▶ _What needs to be done_
Retype everything in the listing, leaving each line exactly as it is.

----------

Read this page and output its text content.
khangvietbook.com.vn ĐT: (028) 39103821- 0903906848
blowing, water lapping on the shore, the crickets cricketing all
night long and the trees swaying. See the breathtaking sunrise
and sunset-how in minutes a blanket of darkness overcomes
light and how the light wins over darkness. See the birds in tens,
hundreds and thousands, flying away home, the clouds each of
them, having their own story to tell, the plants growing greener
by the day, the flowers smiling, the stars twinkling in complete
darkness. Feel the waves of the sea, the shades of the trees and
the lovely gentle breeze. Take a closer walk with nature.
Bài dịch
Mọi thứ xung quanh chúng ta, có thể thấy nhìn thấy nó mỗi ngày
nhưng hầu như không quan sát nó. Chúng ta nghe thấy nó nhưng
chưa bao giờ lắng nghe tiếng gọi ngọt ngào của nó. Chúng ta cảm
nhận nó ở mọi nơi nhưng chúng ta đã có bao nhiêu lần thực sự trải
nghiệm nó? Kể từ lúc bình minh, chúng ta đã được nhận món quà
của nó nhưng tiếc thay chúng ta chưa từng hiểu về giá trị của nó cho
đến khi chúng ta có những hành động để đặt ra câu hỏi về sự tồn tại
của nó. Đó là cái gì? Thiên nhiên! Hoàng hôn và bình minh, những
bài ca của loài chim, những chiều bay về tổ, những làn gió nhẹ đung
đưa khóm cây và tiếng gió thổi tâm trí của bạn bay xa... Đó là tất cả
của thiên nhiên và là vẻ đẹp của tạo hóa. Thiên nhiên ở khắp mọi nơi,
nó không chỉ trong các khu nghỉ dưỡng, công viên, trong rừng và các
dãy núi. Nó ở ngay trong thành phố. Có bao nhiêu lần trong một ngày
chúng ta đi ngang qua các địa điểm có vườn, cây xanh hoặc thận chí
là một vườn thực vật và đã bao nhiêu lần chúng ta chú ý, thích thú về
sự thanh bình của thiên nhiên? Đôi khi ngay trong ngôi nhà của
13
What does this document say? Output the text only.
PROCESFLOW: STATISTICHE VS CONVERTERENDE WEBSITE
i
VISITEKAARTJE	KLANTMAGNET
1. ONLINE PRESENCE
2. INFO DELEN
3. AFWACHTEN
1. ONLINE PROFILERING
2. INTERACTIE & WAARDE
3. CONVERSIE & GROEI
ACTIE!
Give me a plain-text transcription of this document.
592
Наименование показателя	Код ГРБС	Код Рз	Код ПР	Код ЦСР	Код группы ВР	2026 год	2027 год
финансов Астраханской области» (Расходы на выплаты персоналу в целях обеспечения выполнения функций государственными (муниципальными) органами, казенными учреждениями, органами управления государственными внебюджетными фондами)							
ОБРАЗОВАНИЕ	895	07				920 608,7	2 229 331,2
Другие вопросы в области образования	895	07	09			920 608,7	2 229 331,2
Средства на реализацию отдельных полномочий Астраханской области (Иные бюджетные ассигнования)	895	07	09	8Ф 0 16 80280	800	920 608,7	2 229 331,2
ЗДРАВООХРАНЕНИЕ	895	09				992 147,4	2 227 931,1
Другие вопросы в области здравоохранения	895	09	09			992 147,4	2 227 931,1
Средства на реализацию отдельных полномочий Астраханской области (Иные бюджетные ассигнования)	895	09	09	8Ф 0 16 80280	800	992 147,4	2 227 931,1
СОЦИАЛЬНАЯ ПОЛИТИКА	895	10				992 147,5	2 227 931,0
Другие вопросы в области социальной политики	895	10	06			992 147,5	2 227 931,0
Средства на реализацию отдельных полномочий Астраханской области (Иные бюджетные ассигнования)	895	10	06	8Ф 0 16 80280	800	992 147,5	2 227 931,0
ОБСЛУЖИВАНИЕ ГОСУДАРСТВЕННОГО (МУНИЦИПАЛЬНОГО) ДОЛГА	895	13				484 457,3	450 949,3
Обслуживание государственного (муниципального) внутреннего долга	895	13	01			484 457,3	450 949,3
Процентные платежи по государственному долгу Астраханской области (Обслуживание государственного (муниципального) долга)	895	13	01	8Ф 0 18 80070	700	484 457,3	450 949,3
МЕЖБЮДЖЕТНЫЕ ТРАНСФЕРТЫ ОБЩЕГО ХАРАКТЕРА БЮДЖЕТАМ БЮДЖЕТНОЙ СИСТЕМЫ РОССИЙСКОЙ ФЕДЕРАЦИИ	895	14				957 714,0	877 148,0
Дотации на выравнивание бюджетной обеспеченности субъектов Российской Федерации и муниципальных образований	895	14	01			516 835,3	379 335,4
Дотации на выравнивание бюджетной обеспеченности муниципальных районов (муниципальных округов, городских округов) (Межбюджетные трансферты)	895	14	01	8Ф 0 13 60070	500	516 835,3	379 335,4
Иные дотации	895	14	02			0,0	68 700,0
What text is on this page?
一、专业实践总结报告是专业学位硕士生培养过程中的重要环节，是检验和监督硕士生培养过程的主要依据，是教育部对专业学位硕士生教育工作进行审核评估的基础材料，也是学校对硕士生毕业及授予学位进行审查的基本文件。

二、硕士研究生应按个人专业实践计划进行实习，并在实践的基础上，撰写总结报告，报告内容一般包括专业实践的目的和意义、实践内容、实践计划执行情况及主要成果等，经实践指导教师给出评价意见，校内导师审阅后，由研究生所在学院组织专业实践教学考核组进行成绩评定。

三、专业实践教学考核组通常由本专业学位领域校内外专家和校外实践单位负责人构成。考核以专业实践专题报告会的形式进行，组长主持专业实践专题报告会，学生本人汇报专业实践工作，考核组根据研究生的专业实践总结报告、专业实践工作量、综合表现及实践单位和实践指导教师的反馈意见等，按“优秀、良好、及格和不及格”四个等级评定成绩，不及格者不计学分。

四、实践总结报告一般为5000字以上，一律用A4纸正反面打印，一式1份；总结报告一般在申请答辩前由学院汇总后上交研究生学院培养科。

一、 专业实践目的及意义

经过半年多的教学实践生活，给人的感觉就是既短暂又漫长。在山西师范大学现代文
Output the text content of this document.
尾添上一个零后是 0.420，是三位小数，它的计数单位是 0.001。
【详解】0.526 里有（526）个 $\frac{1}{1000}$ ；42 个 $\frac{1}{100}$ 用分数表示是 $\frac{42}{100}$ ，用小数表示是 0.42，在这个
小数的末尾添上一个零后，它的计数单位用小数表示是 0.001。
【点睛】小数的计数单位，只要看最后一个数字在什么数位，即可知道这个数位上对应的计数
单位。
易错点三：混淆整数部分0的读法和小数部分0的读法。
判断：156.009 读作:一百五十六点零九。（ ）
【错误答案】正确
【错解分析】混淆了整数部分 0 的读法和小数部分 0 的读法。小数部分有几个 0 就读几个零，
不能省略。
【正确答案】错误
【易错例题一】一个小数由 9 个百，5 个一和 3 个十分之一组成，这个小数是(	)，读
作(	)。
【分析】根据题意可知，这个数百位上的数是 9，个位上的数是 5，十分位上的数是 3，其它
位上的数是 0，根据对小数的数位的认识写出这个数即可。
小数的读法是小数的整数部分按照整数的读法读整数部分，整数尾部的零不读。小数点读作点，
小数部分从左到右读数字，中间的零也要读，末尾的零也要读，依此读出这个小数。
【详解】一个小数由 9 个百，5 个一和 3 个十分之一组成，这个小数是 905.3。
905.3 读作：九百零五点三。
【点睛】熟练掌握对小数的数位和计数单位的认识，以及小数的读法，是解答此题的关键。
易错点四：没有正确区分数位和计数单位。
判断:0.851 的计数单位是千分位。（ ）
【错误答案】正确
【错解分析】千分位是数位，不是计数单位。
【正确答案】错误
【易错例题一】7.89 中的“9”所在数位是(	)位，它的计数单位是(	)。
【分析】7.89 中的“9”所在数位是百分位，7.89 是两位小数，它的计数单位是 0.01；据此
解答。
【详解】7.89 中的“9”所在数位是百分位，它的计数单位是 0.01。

----------

▶ _Response below_
Read this page and output its text content.
khangvietbook.com.vn ĐT: (028) 39103821- 0903906848
blowing, water lapping on the shore, the crickets cricketing all
night long and the trees swaying. See the breathtaking sunrise
and sunset-how in minutes a blanket of darkness overcomes
light and how the light wins over darkness. See the birds in tens,
hundreds and thousands, flying away home, the clouds each of
them, having their own story to tell, the plants growing greener
by the day, the flowers smiling, the stars twinkling in complete
darkness. Feel the waves of the sea, the shades of the trees and
the lovely gentle breeze. Take a closer walk with nature.
Bài dịch
Mọi thứ xung quanh chúng ta, có thể thấy nhìn thấy nó mỗi ngày
nhưng hầu như không quan sát nó. Chúng ta nghe thấy nó nhưng
chưa bao giờ lắng nghe tiếng gọi ngọt ngào của nó. Chúng ta cảm
nhận nó ở mọi nơi nhưng chúng ta đã có bao nhiêu lần thực sự trải
nghiệm nó? Kể từ lúc bình minh, chúng ta đã được nhận món quà
của nó nhưng tiếc thay chúng ta chưa từng hiểu về giá trị của nó cho
đến khi chúng ta có những hành động để đặt ra câu hỏi về sự tồn tại
của nó. Đó là cái gì? Thiên nhiên! Hoàng hôn và bình minh, những
bài ca của loài chim, những chiều bay về tổ, những làn gió nhẹ đung
đưa khóm cây và tiếng gió thổi tâm trí của bạn bay xa... Đó là tất cả
của thiên nhiên và là vẻ đẹp của tạo hóa. Thiên nhiên ở khắp mọi nơi,
nó không chỉ trong các khu nghỉ dưỡng, công viên, trong rừng và các
dãy núi. Nó ở ngay trong thành phố. Có bao nhiêu lần trong một ngày
chúng ta đi ngang qua các địa điểm có vườn, cây xanh hoặc thận chí
là một vườn thực vật và đã bao nhiêu lần chúng ta chú ý, thích thú về
sự thanh bình của thiên nhiên? Đôi khi ngay trong ngôi nhà của
13
What does this document say? Output the text only.
PROCESFLOW: STATISTICHE VS CONVERTERENDE WEBSITE
i
VISITEKAARTJE	KLANTMAGNET
1. ONLINE PRESENCE
2. INFO DELEN
3. AFWACHTEN
1. ONLINE PROFILERING
2. INTERACTIE & WAARDE
3. CONVERSIE & GROEI
ACTIE!
Give me a plain-text transcription of this document.
592
Наименование показателя	Код ГРБС	Код Рз	Код ПР	Код ЦСР	Код группы ВР	2026 год	2027 год
финансов Астраханской области» (Расходы на выплаты персоналу в целях обеспечения выполнения функций государственными (муниципальными) органами, казенными учреждениями, органами управления государственными внебюджетными фондами)							
ОБРАЗОВАНИЕ	895	07				920 608,7	2 229 331,2
Другие вопросы в области образования	895	07	09			920 608,7	2 229 331,2
Средства на реализацию отдельных полномочий Астраханской области (Иные бюджетные ассигнования)	895	07	09	8Ф 0 16 80280	800	920 608,7	2 229 331,2
ЗДРАВООХРАНЕНИЕ	895	09				992 147,4	2 227 931,1
Другие вопросы в области здравоохранения	895	09	09			992 147,4	2 227 931,1
Средства на реализацию отдельных полномочий Астраханской области (Иные бюджетные ассигнования)	895	09	09	8Ф 0 16 80280	800	992 147,4	2 227 931,1
СОЦИАЛЬНАЯ ПОЛИТИКА	895	10				992 147,5	2 227 931,0
Другие вопросы в области социальной политики	895	10	06			992 147,5	2 227 931,0
Средства на реализацию отдельных полномочий Астраханской области (Иные бюджетные ассигнования)	895	10	06	8Ф 0 16 80280	800	992 147,5	2 227 931,0
ОБСЛУЖИВАНИЕ ГОСУДАРСТВЕННОГО (МУНИЦИПАЛЬНОГО) ДОЛГА	895	13				484 457,3	450 949,3
Обслуживание государственного (муниципального) внутреннего долга	895	13	01			484 457,3	450 949,3
Процентные платежи по государственному долгу Астраханской области (Обслуживание государственного (муниципального) долга)	895	13	01	8Ф 0 18 80070	700	484 457,3	450 949,3
МЕЖБЮДЖЕТНЫЕ ТРАНСФЕРТЫ ОБЩЕГО ХАРАКТЕРА БЮДЖЕТАМ БЮДЖЕТНОЙ СИСТЕМЫ РОССИЙСКОЙ ФЕДЕРАЦИИ	895	14				957 714,0	877 148,0
Дотации на выравнивание бюджетной обеспеченности субъектов Российской Федерации и муниципальных образований	895	14	01			516 835,3	379 335,4
Дотации на выравнивание бюджетной обеспеченности муниципальных районов (муниципальных округов, городских округов) (Межбюджетные трансферты)	895	14	01	8Ф 0 13 60070	500	516 835,3	379 335,4
Иные дотации	895	14	02			0,0	68 700,0
What text is on this page?
一、专业实践总结报告是专业学位硕士生培养过程中的重要环节，是检验和监督硕士生培养过程的主要依据，是教育部对专业学位硕士生教育工作进行审核评估的基础材料，也是学校对硕士生毕业及授予学位进行审查的基本文件。

二、硕士研究生应按个人专业实践计划进行实习，并在实践的基础上，撰写总结报告，报告内容一般包括专业实践的目的和意义、实践内容、实践计划执行情况及主要成果等，经实践指导教师给出评价意见，校内导师审阅后，由研究生所在学院组织专业实践教学考核组进行成绩评定。

三、专业实践教学考核组通常由本专业学位领域校内外专家和校外实践单位负责人构成。考核以专业实践专题报告会的形式进行，组长主持专业实践专题报告会，学生本人汇报专业实践工作，考核组根据研究生的专业实践总结报告、专业实践工作量、综合表现及实践单位和实践指导教师的反馈意见等，按“优秀、良好、及格和不及格”四个等级评定成绩，不及格者不计学分。

四、实践总结报告一般为5000字以上，一律用A4纸正反面打印，一式1份；总结报告一般在申请答辩前由学院汇总后上交研究生学院培养科。

一、 专业实践目的及意义

经过半年多的教学实践生活，给人的感觉就是既短暂又漫长。在山西师范大学现代文
Output the text content of this document.
尾添上一个零后是 0.420，是三位小数，它的计数单位是 0.001。
【详解】0.526 里有（526）个 $\frac{1}{1000}$ ；42 个 $\frac{1}{100}$ 用分数表示是 $\frac{42}{100}$ ，用小数表示是 0.42，在这个
小数的末尾添上一个零后，它的计数单位用小数表示是 0.001。
【点睛】小数的计数单位，只要看最后一个数字在什么数位，即可知道这个数位上对应的计数
单位。
易错点三：混淆整数部分0的读法和小数部分0的读法。
判断：156.009 读作:一百五十六点零九。（ ）
【错误答案】正确
【错解分析】混淆了整数部分 0 的读法和小数部分 0 的读法。小数部分有几个 0 就读几个零，
不能省略。
【正确答案】错误
【易错例题一】一个小数由 9 个百，5 个一和 3 个十分之一组成，这个小数是(	)，读
作(	)。
【分析】根据题意可知，这个数百位上的数是 9，个位上的数是 5，十分位上的数是 3，其它
位上的数是 0，根据对小数的数位的认识写出这个数即可。
小数的读法是小数的整数部分按照整数的读法读整数部分，整数尾部的零不读。小数点读作点，
小数部分从左到右读数字，中间的零也要读，末尾的零也要读，依此读出这个小数。
【详解】一个小数由 9 个百，5 个一和 3 个十分之一组成，这个小数是 905.3。
905.3 读作：九百零五点三。
【点睛】熟练掌握对小数的数位和计数单位的认识，以及小数的读法，是解答此题的关键。
易错点四：没有正确区分数位和计数单位。
判断:0.851 的计数单位是千分位。（ ）
【错误答案】正确
【错解分析】千分位是数位，不是计数单位。
【正确答案】错误
【易错例题一】7.89 中的“9”所在数位是(	)位，它的计数单位是(	)。
【分析】7.89 中的“9”所在数位是百分位，7.89 是两位小数，它的计数单位是 0.01；据此
解答。
【详解】7.89 中的“9”所在数位是百分位，它的计数单位是 0.01。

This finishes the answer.